• PROBLEM: Give the number of lines below that contain "have", with no other output.

• SUPPLIED INFORMATION:
------------------------------------
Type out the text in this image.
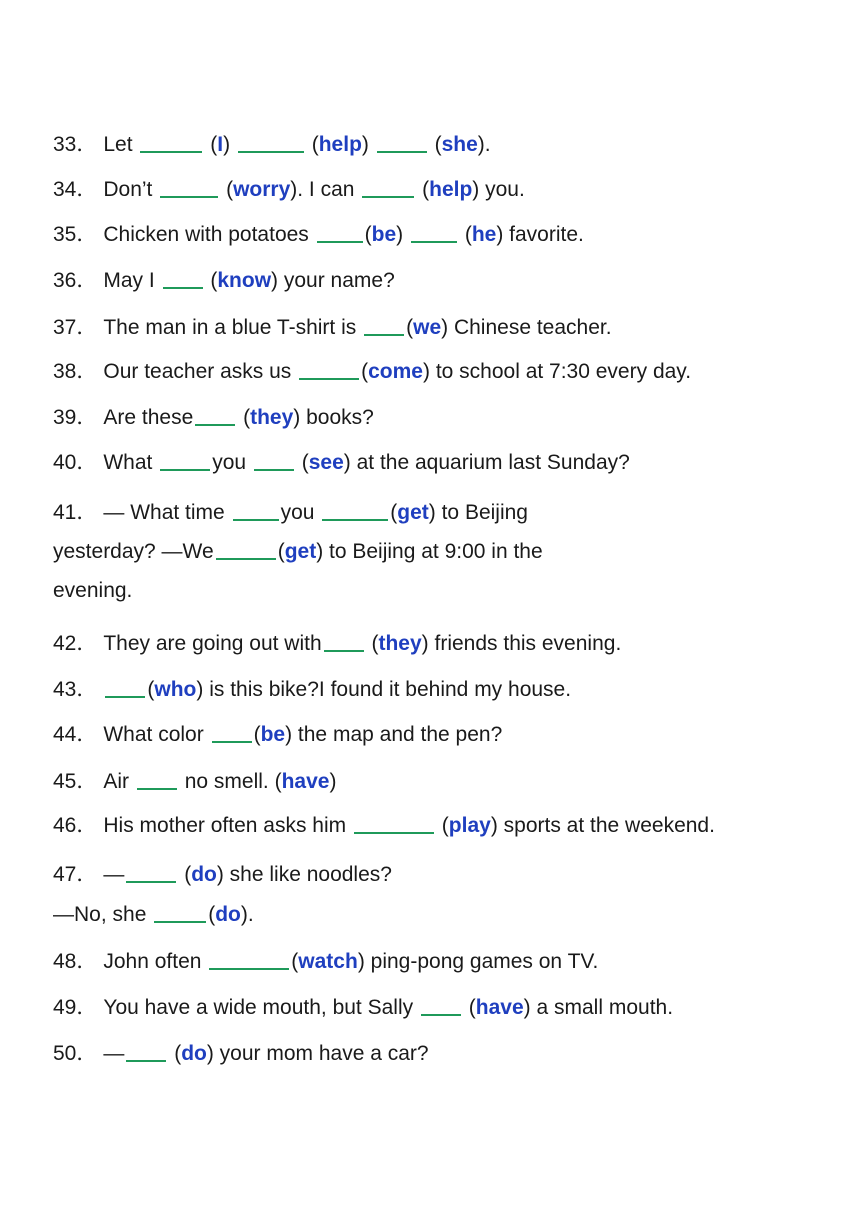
33． Let	(I)	(help)	(she).
34． Don’t	(worry). I can	(help) you.
35． Chicken with potatoes	(be)  (he) favorite.
36． May I  (know) your name?
37． The man in a blue T-shirt is (we) Chinese teacher.
38． Our teacher asks us	(come) to school at 7:30 every day.
39． Are these (they) books?
40． What	you  (see) at the aquarium last Sunday?
41． — What time	you	(get) to Beijing
yesterday? —We	(get) to Beijing at 9:00 in the
evening.
42． They are going out with (they) friends this evening.
43． (who) is this bike?I found it behind my house.
44． What color (be) the map and the pen?
45． Air	no smell. (have)
46． His mother often asks him	(play) sports at the weekend.
47． —	(do) she like noodles?
—No, she	(do).
48． John often	(watch) ping-pong games on TV.
49． You have a wide mouth, but Sally  (have) a small mouth.
50． — (do) your mom have a car?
------------------------------------
• RESPONSE FOR THIS EXERCISE: 3